▸ **Input material**
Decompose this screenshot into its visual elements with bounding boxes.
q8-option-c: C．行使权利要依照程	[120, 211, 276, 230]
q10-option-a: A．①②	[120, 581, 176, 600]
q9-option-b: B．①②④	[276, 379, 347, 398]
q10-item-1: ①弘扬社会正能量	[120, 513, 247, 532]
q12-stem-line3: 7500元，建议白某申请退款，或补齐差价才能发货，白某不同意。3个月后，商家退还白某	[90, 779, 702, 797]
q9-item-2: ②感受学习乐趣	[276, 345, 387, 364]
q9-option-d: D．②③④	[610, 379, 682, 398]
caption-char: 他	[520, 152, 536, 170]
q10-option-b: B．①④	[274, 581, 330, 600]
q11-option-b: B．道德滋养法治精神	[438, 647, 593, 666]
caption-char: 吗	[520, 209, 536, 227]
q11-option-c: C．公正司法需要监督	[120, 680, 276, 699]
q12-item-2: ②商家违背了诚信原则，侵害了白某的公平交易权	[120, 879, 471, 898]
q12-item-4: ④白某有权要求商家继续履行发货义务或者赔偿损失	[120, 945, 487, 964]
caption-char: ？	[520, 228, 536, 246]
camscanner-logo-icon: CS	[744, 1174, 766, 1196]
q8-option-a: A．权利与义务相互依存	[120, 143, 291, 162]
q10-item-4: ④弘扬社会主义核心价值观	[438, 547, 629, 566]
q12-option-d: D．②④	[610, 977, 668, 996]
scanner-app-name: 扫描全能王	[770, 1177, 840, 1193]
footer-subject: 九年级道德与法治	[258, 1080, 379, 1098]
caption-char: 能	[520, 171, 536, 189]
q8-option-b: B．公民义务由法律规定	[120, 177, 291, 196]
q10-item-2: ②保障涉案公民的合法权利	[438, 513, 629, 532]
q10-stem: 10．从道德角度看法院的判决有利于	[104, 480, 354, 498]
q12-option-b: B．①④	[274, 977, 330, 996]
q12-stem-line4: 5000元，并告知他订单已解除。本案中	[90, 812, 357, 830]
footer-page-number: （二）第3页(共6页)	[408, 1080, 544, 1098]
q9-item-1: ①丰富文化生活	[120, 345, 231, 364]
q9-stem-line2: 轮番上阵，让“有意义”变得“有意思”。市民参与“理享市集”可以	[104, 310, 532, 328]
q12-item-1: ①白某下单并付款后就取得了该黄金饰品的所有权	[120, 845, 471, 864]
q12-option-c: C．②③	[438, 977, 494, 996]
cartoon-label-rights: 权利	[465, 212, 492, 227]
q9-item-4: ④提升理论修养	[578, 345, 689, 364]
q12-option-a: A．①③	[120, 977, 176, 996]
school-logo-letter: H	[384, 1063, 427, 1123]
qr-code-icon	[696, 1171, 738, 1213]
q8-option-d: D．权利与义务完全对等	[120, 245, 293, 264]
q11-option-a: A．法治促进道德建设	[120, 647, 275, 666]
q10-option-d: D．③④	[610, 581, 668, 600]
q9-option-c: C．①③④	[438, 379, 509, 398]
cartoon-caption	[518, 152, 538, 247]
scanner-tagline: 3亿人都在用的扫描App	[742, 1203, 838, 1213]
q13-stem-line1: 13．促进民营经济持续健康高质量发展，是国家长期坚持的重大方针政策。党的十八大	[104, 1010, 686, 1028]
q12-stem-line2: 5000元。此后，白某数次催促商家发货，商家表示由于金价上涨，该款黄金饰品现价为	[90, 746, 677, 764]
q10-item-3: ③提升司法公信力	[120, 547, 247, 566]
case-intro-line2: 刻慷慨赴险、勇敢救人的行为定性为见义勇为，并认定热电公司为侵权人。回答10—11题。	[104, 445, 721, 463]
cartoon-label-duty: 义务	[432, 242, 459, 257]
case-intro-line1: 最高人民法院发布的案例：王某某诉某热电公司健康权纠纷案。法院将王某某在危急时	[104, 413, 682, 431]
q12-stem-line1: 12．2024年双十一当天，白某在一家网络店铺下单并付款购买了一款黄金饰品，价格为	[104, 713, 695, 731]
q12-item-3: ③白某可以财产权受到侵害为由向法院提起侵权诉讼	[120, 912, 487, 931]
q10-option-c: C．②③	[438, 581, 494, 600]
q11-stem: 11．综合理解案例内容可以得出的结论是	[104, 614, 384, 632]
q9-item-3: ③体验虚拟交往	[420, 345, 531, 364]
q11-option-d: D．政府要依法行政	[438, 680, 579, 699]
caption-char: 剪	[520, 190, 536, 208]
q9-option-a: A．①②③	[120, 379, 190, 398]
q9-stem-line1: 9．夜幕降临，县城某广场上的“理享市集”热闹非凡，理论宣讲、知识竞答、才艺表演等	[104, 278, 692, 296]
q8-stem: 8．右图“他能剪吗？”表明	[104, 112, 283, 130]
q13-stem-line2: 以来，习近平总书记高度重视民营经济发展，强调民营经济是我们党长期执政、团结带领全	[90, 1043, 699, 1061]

▸ **Given request**
Copy every item above line for line, without changing anything.

▸ **Task response**
Decompose this screenshot into its visual elements with bounding boxes.
q8-option-c: C．行使权利要依照程	[120, 211, 276, 230]
q10-option-a: A．①②	[120, 581, 176, 600]
q9-option-b: B．①②④	[276, 379, 347, 398]
q10-item-1: ①弘扬社会正能量	[120, 513, 247, 532]
q12-stem-line3: 7500元，建议白某申请退款，或补齐差价才能发货，白某不同意。3个月后，商家退还白某	[90, 779, 702, 797]
q9-item-2: ②感受学习乐趣	[276, 345, 387, 364]
q9-option-d: D．②③④	[610, 379, 682, 398]
caption-char: 他	[520, 152, 536, 170]
q10-option-b: B．①④	[274, 581, 330, 600]
q11-option-b: B．道德滋养法治精神	[438, 647, 593, 666]
caption-char: 吗	[520, 209, 536, 227]
q11-option-c: C．公正司法需要监督	[120, 680, 276, 699]
q12-item-2: ②商家违背了诚信原则，侵害了白某的公平交易权	[120, 879, 471, 898]
q12-item-4: ④白某有权要求商家继续履行发货义务或者赔偿损失	[120, 945, 487, 964]
caption-char: ？	[520, 228, 536, 246]
camscanner-logo-icon: CS	[744, 1174, 766, 1196]
q8-option-a: A．权利与义务相互依存	[120, 143, 291, 162]
q10-item-4: ④弘扬社会主义核心价值观	[438, 547, 629, 566]
q12-option-d: D．②④	[610, 977, 668, 996]
scanner-app-name: 扫描全能王	[770, 1177, 840, 1193]
footer-subject: 九年级道德与法治	[258, 1080, 379, 1098]
caption-char: 能	[520, 171, 536, 189]
q8-option-b: B．公民义务由法律规定	[120, 177, 291, 196]
q10-item-2: ②保障涉案公民的合法权利	[438, 513, 629, 532]
q10-stem: 10．从道德角度看法院的判决有利于	[104, 480, 354, 498]
q12-option-b: B．①④	[274, 977, 330, 996]
q12-stem-line4: 5000元，并告知他订单已解除。本案中	[90, 812, 357, 830]
footer-page-number: （二）第3页(共6页)	[408, 1080, 544, 1098]
q9-item-1: ①丰富文化生活	[120, 345, 231, 364]
q9-stem-line2: 轮番上阵，让“有意义”变得“有意思”。市民参与“理享市集”可以	[104, 310, 532, 328]
q12-item-1: ①白某下单并付款后就取得了该黄金饰品的所有权	[120, 845, 471, 864]
q12-option-c: C．②③	[438, 977, 494, 996]
cartoon-label-rights: 权利	[465, 212, 492, 227]
q9-item-4: ④提升理论修养	[578, 345, 689, 364]
q12-option-a: A．①③	[120, 977, 176, 996]
school-logo-letter: H	[384, 1063, 427, 1123]
qr-code-icon	[696, 1171, 738, 1213]
q8-option-d: D．权利与义务完全对等	[120, 245, 293, 264]
q11-option-a: A．法治促进道德建设	[120, 647, 275, 666]
q10-option-d: D．③④	[610, 581, 668, 600]
q9-option-c: C．①③④	[438, 379, 509, 398]
cartoon-caption	[518, 152, 538, 247]
scanner-tagline: 3亿人都在用的扫描App	[742, 1203, 838, 1213]
q13-stem-line1: 13．促进民营经济持续健康高质量发展，是国家长期坚持的重大方针政策。党的十八大	[104, 1010, 686, 1028]
q12-stem-line2: 5000元。此后，白某数次催促商家发货，商家表示由于金价上涨，该款黄金饰品现价为	[90, 746, 677, 764]
q10-item-3: ③提升司法公信力	[120, 547, 247, 566]
case-intro-line2: 刻慷慨赴险、勇敢救人的行为定性为见义勇为，并认定热电公司为侵权人。回答10—11题。	[104, 445, 721, 463]
cartoon-label-duty: 义务	[432, 242, 459, 257]
case-intro-line1: 最高人民法院发布的案例：王某某诉某热电公司健康权纠纷案。法院将王某某在危急时	[104, 413, 682, 431]
q12-stem-line1: 12．2024年双十一当天，白某在一家网络店铺下单并付款购买了一款黄金饰品，价格为	[104, 713, 695, 731]
q12-item-3: ③白某可以财产权受到侵害为由向法院提起侵权诉讼	[120, 912, 487, 931]
q10-option-c: C．②③	[438, 581, 494, 600]
q11-stem: 11．综合理解案例内容可以得出的结论是	[104, 614, 384, 632]
q9-item-3: ③体验虚拟交往	[420, 345, 531, 364]
q11-option-d: D．政府要依法行政	[438, 680, 579, 699]
caption-char: 剪	[520, 190, 536, 208]
q9-option-a: A．①②③	[120, 379, 190, 398]
q9-stem-line1: 9．夜幕降临，县城某广场上的“理享市集”热闹非凡，理论宣讲、知识竞答、才艺表演等	[104, 278, 692, 296]
q8-stem: 8．右图“他能剪吗？”表明	[104, 112, 283, 130]
q13-stem-line2: 以来，习近平总书记高度重视民营经济发展，强调民营经济是我们党长期执政、团结带领全	[90, 1043, 699, 1061]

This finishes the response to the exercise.